TASK OBJECTIVE: Restate the whole listing word for word. Pictures are left out.

MATERIAL TO PROCESS:
++++++
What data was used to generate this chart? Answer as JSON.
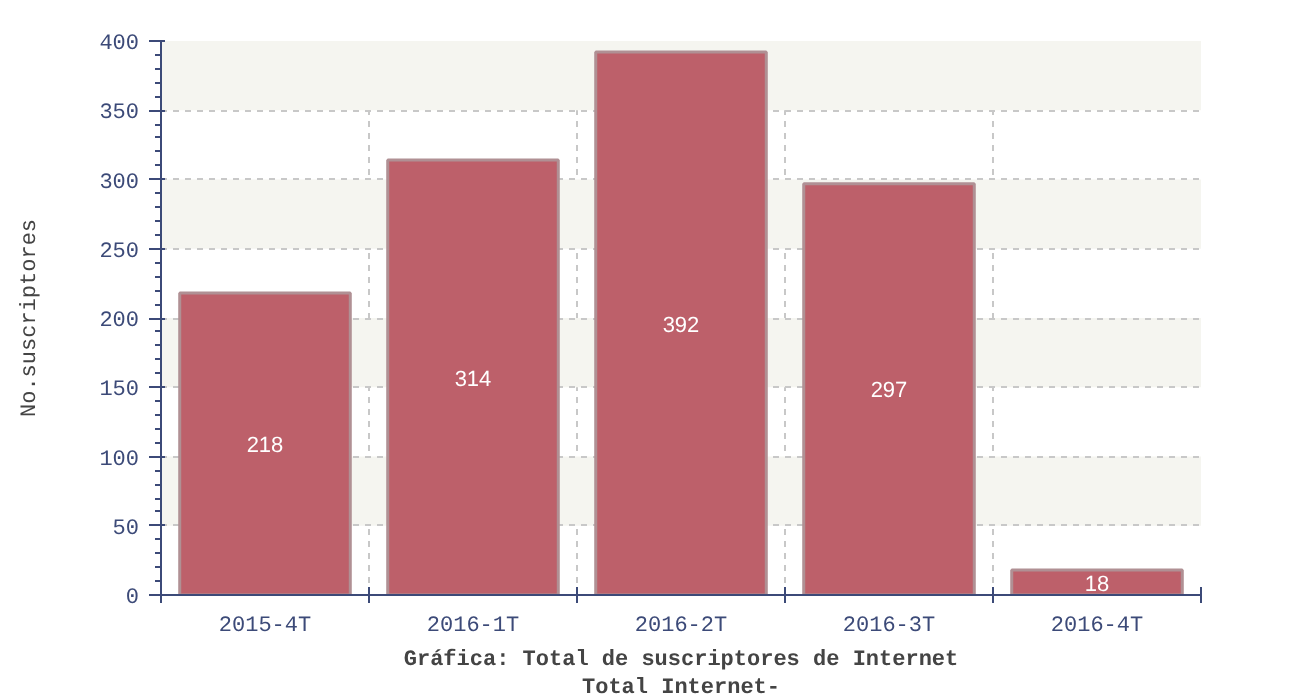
{
  "chart_data": {
    "type": "bar",
    "title": "Gráfica: Total de suscriptores de Internet",
    "subtitle": "Total Internet-",
    "ylabel": "No.suscriptores",
    "categories": [
      "2015-4T",
      "2016-1T",
      "2016-2T",
      "2016-3T",
      "2016-4T"
    ],
    "values": [
      218,
      314,
      392,
      297,
      18
    ],
    "color": "#bd606a",
    "ylim": [
      0,
      400
    ],
    "yticks": [
      0,
      50,
      100,
      150,
      200,
      250,
      300,
      350,
      400
    ],
    "grid": true,
    "data_labels": true
  }
}
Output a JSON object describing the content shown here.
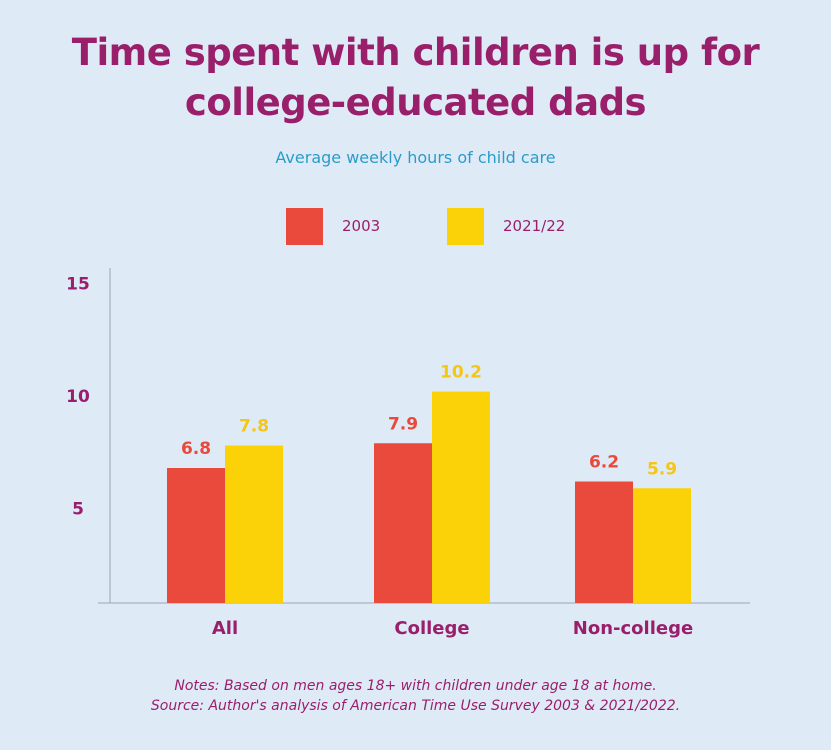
{
  "title_line1": "Time spent with children is up for",
  "title_line2": "college-educated dads",
  "subtitle": "Average weekly hours of child care",
  "legend": [
    {
      "label": "2003",
      "color": "#ea4a3b"
    },
    {
      "label": "2021/22",
      "color": "#fbd107"
    }
  ],
  "notes_line1": "Notes: Based on men ages 18+ with children under age 18 at home.",
  "notes_line2": "Source: Author's analysis of American Time Use Survey 2003 & 2021/2022.",
  "chart_data": {
    "type": "bar",
    "categories": [
      "All",
      "College",
      "Non-college"
    ],
    "series": [
      {
        "name": "2003",
        "values": [
          6.8,
          7.9,
          6.2
        ],
        "color": "#ea4a3b",
        "label_color": "#e8493b"
      },
      {
        "name": "2021/22",
        "values": [
          7.8,
          10.2,
          5.9
        ],
        "color": "#fbd107",
        "label_color": "#f5c614"
      }
    ],
    "data_labels": [
      [
        "6.8",
        "7.9",
        "6.2"
      ],
      [
        "7.8",
        "10.2",
        "5.9"
      ]
    ],
    "yticks": [
      "5",
      "10",
      "15"
    ],
    "ytick_values": [
      5,
      10,
      15
    ],
    "grid": false,
    "legend_position": "top-center",
    "axis_color": "#9aa7b3",
    "label_color": "#9a1f6b"
  }
}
++++++
SOLUTION FOR THIS TASK:
What data was used to generate this chart? Answer as JSON.
{
  "chart_data": {
    "type": "bar",
    "title": "Gráfica: Total de suscriptores de Internet",
    "subtitle": "Total Internet-",
    "ylabel": "No.suscriptores",
    "categories": [
      "2015-4T",
      "2016-1T",
      "2016-2T",
      "2016-3T",
      "2016-4T"
    ],
    "values": [
      218,
      314,
      392,
      297,
      18
    ],
    "color": "#bd606a",
    "ylim": [
      0,
      400
    ],
    "yticks": [
      0,
      50,
      100,
      150,
      200,
      250,
      300,
      350,
      400
    ],
    "grid": true,
    "data_labels": true
  }
}
Output a JSON object describing the content shown here.
{
  "title_line1": "Time spent with children is up for",
  "title_line2": "college-educated dads",
  "subtitle": "Average weekly hours of child care",
  "legend": [
    {
      "label": "2003",
      "color": "#ea4a3b"
    },
    {
      "label": "2021/22",
      "color": "#fbd107"
    }
  ],
  "notes_line1": "Notes: Based on men ages 18+ with children under age 18 at home.",
  "notes_line2": "Source: Author's analysis of American Time Use Survey 2003 & 2021/2022.",
  "chart_data": {
    "type": "bar",
    "categories": [
      "All",
      "College",
      "Non-college"
    ],
    "series": [
      {
        "name": "2003",
        "values": [
          6.8,
          7.9,
          6.2
        ],
        "color": "#ea4a3b",
        "label_color": "#e8493b"
      },
      {
        "name": "2021/22",
        "values": [
          7.8,
          10.2,
          5.9
        ],
        "color": "#fbd107",
        "label_color": "#f5c614"
      }
    ],
    "data_labels": [
      [
        "6.8",
        "7.9",
        "6.2"
      ],
      [
        "7.8",
        "10.2",
        "5.9"
      ]
    ],
    "yticks": [
      "5",
      "10",
      "15"
    ],
    "ytick_values": [
      5,
      10,
      15
    ],
    "grid": false,
    "legend_position": "top-center",
    "axis_color": "#9aa7b3",
    "label_color": "#9a1f6b"
  }
}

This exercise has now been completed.